__Requirements__. Note how many lines in the entries contain the string "color", then give that number and nothing else.

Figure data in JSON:
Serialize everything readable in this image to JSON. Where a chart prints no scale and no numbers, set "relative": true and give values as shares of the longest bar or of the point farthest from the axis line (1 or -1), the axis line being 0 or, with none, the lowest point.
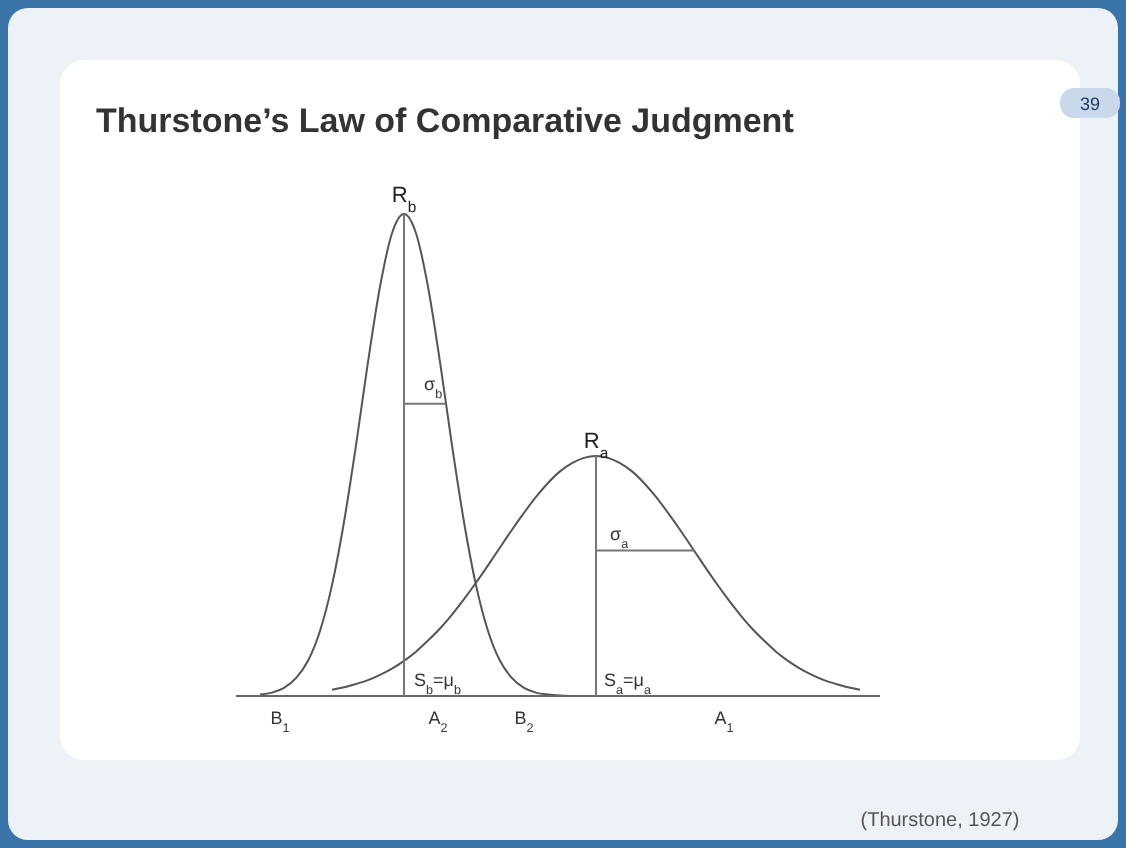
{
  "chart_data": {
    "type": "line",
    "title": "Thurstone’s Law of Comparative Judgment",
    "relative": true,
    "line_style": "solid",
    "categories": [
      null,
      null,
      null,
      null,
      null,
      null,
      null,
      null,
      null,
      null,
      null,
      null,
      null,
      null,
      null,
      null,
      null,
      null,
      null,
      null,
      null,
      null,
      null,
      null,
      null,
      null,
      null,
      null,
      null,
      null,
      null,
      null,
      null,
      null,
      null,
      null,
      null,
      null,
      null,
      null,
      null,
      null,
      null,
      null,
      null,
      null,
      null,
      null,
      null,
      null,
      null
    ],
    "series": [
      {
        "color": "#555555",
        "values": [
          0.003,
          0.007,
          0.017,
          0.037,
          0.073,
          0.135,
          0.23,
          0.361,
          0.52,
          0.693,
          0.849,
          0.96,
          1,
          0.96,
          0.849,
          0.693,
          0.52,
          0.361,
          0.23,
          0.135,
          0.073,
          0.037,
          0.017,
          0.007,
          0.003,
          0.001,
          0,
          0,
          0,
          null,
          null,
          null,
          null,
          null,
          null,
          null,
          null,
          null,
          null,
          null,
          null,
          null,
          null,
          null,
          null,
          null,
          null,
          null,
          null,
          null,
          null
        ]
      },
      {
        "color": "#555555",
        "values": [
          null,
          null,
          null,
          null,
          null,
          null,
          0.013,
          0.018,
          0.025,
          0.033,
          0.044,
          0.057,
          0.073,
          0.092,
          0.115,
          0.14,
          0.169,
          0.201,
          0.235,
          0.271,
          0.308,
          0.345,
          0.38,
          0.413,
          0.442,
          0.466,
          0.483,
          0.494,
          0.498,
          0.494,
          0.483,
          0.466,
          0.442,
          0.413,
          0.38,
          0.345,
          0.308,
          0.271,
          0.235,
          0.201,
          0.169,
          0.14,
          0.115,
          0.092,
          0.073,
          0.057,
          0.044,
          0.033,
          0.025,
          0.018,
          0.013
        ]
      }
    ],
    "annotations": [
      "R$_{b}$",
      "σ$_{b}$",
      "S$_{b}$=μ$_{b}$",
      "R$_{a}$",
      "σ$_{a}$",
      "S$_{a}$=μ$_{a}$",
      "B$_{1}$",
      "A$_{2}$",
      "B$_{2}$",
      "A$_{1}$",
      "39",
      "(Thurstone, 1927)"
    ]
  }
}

---

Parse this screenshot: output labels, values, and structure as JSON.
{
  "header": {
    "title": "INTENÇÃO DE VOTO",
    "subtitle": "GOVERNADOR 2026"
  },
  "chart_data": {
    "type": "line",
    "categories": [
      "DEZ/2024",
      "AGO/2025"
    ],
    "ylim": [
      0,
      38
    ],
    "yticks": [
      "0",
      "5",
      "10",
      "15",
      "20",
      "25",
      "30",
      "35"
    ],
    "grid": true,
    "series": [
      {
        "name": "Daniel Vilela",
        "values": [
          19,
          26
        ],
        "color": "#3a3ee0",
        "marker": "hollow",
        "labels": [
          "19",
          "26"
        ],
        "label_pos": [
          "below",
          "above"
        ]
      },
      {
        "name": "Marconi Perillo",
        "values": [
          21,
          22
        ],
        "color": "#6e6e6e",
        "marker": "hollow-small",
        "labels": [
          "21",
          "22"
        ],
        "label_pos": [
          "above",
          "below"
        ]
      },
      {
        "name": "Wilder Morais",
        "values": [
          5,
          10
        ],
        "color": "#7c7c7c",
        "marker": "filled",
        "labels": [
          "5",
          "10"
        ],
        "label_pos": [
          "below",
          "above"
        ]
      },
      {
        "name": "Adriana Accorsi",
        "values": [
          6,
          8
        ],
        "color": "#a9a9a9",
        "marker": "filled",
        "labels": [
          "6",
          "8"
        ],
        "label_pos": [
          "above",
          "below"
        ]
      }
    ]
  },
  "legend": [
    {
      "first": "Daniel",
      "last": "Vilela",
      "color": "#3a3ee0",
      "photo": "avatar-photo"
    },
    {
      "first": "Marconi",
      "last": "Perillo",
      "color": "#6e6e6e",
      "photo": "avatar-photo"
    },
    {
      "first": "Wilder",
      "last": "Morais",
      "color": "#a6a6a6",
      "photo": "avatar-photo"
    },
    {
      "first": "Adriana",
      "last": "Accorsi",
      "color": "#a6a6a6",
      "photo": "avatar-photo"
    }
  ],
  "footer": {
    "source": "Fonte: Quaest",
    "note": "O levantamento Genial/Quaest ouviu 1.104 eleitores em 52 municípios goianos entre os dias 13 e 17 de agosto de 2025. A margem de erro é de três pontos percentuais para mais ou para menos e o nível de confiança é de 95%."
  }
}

__Final answer__. 10